### GIVEN REQUEST
Search the listing for the string "control" and copy every line that contains it.

+===+

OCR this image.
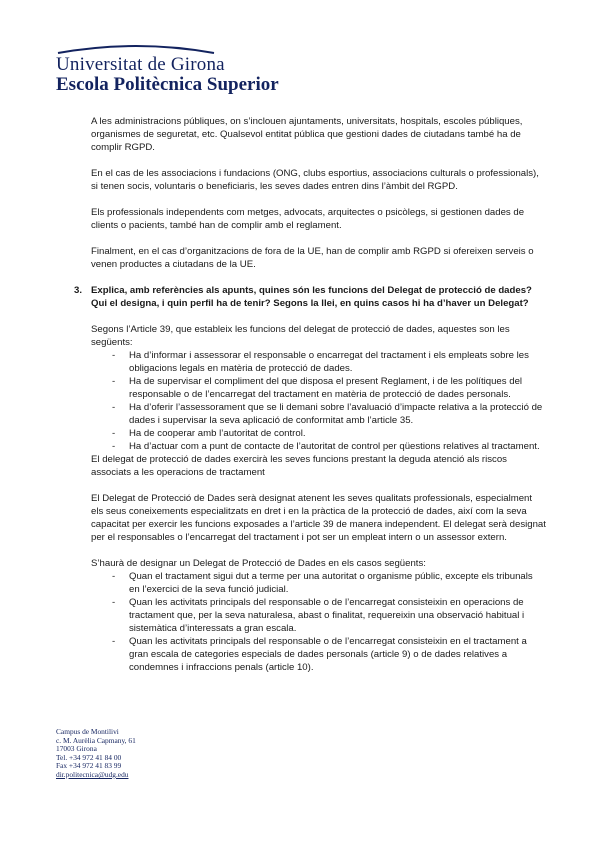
Universitat de Girona
Escola Politècnica Superior

A les administracions públiques, on s’inclouen ajuntaments, universitats, hospitals, escoles públiques, organismes de seguretat, etc. Qualsevol entitat pública que gestioni dades de ciutadans també ha de complir RGPD.

En el cas de les associacions i fundacions (ONG, clubs esportius, associacions culturals o professionals), si tenen socis, voluntaris o beneficiaris, les seves dades entren dins l’àmbit del RGPD.

Els professionals independents com metges, advocats, arquitectes o psicòlegs, si gestionen dades de clients o pacients, també han de complir amb el reglament.

Finalment, en el cas d’organitzacions de fora de la UE, han de complir amb RGPD si ofereixen serveis o venen productes a ciutadans de la UE.

3. Explica, amb referències als apunts, quines són les funcions del Delegat de protecció de dades? Qui el designa, i quin perfil ha de tenir? Segons la llei, en quins casos hi ha d’haver un Delegat?

Segons l’Article 39, que estableix les funcions del delegat de protecció de dades, aquestes son les següents:

- Ha d’informar i assessorar el responsable o encarregat del tractament i els empleats sobre les obligacions legals en matèria de protecció de dades.
- Ha de supervisar el compliment del que disposa el present Reglament, i de les polítiques del responsable o de l’encarregat del tractament en matèria de protecció de dades personals.
- Ha d’oferir l’assessorament que se li demani sobre l’avaluació d’impacte relativa a la protecció de dades i supervisar la seva aplicació de conformitat amb l’article 35.
- Ha de cooperar amb l’autoritat de control.
- Ha d’actuar com a punt de contacte de l’autoritat de control per qüestions relatives al tractament.

El delegat de protecció de dades exercirà les seves funcions prestant la deguda atenció als riscos associats a les operacions de tractament

El Delegat de Protecció de Dades serà designat atenent les seves qualitats professionals, especialment els seus coneixements especialitzats en dret i en la pràctica de la protecció de dades, així com la seva capacitat per exercir les funcions exposades a l’article 39 de manera independent. El delegat serà designat per el responsables o l’encarregat del tractament i pot ser un empleat intern o un assessor extern.

S’haurà de designar un Delegat de Protecció de Dades en els casos següents:

- Quan el tractament sigui dut a terme per una autoritat o organisme públic, excepte els tribunals en l’exercici de la seva funció judicial.
- Quan les activitats principals del responsable o de l’encarregat consisteixin en operacions de tractament que, per la seva naturalesa, abast o finalitat, requereixin una observació habitual i sistemàtica d’interessats a gran escala.
- Quan les activitats principals del responsable o de l’encarregat consisteixin en el tractament a gran escala de categories especials de dades personals (article 9) o de dades relatives a condemnes i infraccions penals (article 10).
Campus de Montilivi
c. M. Aurèlia Capmany, 61
17003 Girona
Tel. +34 972 41 84 00
Fax +34 972 41 83 99
dir.politecnica@udg.edu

+===+

### RESPONSE TO THE TASK
- Ha de cooperar amb l’autoritat de control.
- Ha d’actuar com a punt de contacte de l’autoritat de control per qüestions relatives al tractament.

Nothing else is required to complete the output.